■ **PROBLEM DETAILS**
Check every line below for the word "Médecine" and show those that hold it.

begin

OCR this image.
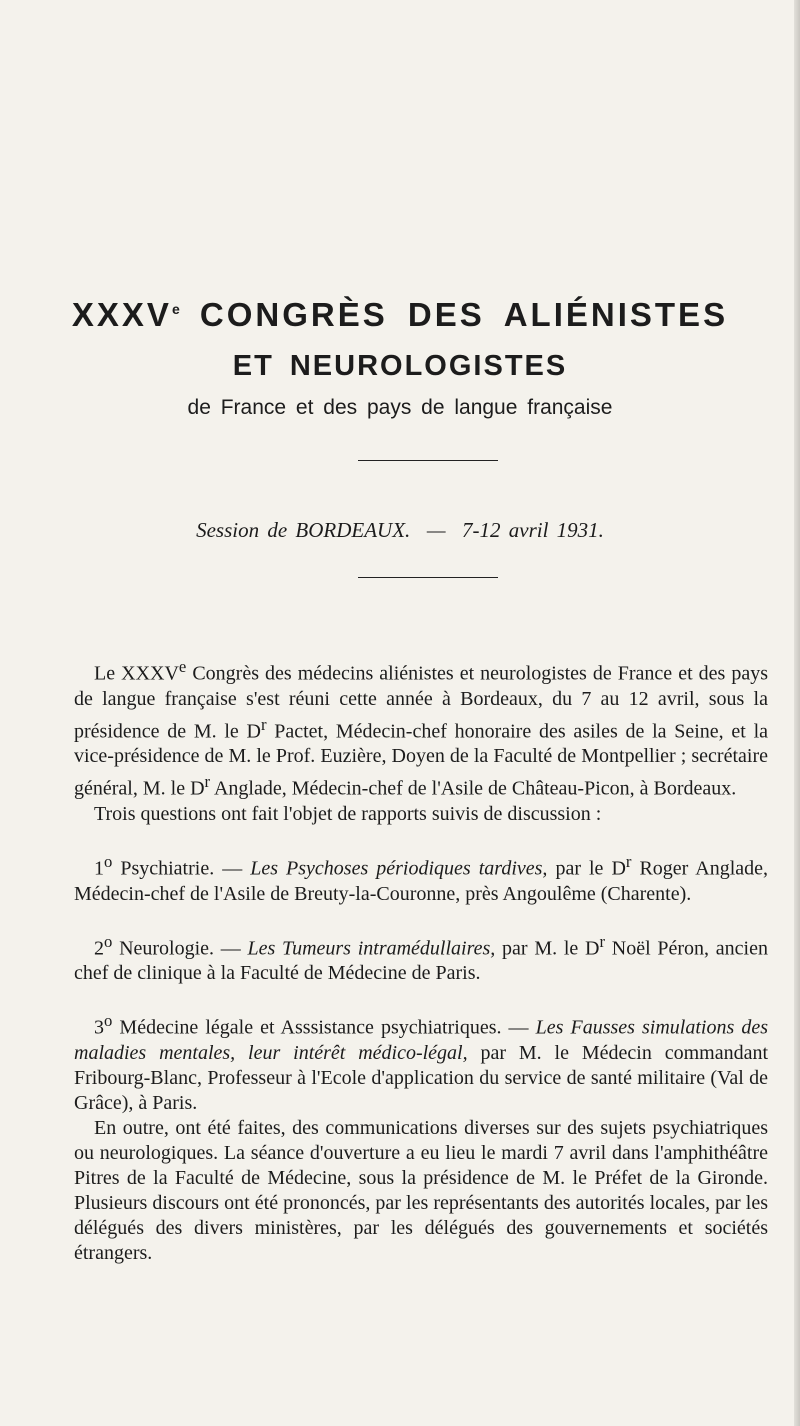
XXXVe CONGRÈS DES ALIÉNISTES
ET NEUROLOGISTES
de France et des pays de langue française
Session de BORDEAUX. — 7-12 avril 1931.

Le XXXVe Congrès des médecins aliénistes et neurologistes de France et des pays de langue française s'est réuni cette année à Bordeaux, du 7 au 12 avril, sous la présidence de M. le $D^r$ Pactet, Médecin-chef honoraire des asiles de la Seine, et la vice-présidence de M. le Prof. Euzière, Doyen de la Faculté de Montpellier ; secrétaire général, M. le $D^r$ Anglade, Médecin-chef de l'Asile de Château-Picon, à Bordeaux.

Trois questions ont fait l'objet de rapports suivis de discussion :

1$^o$ Psychiatrie. — Les Psychoses périodiques tardives, par le $D^r$ Roger Anglade, Médecin-chef de l'Asile de Breuty-la-Couronne, près Angoulême (Charente).

2$^o$ Neurologie. — Les Tumeurs intramédullaires, par M. le $D^r$ Noël Péron, ancien chef de clinique à la Faculté de Médecine de Paris.

3$^o$ Médecine légale et Asssistance psychiatriques. — Les Fausses simulations des maladies mentales, leur intérêt médico-légal, par M. le Médecin commandant Fribourg-Blanc, Professeur à l'Ecole d'application du service de santé militaire (Val de Grâce), à Paris.

En outre, ont été faites, des communications diverses sur des sujets psychiatriques ou neurologiques. La séance d'ouverture a eu lieu le mardi 7 avril dans l'amphithéâtre Pitres de la Faculté de Médecine, sous la présidence de M. le Préfet de la Gironde. Plusieurs discours ont été prononcés, par les représentants des autorités locales, par les délégués des divers ministères, par les délégués des gouvernements et sociétés étrangers.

end

■ **TASK RESPONSE**
2$^o$ Neurologie. — Les Tumeurs intramédullaires, par M. le $D^r$ Noël Péron, ancien chef de clinique à la Faculté de Médecine de Paris.
3$^o$ Médecine légale et Asssistance psychiatriques. — Les Fausses simulations des maladies mentales, leur intérêt médico-légal, par M. le Médecin commandant Fribourg-Blanc, Professeur à l'Ecole d'application du service de santé militaire (Val de Grâce), à Paris.
En outre, ont été faites, des communications diverses sur des sujets psychiatriques ou neurologiques. La séance d'ouverture a eu lieu le mardi 7 avril dans l'amphithéâtre Pitres de la Faculté de Médecine, sous la présidence de M. le Préfet de la Gironde. Plusieurs discours ont été prononcés, par les représentants des autorités locales, par les délégués des divers ministères, par les délégués des gouvernements et sociétés étrangers.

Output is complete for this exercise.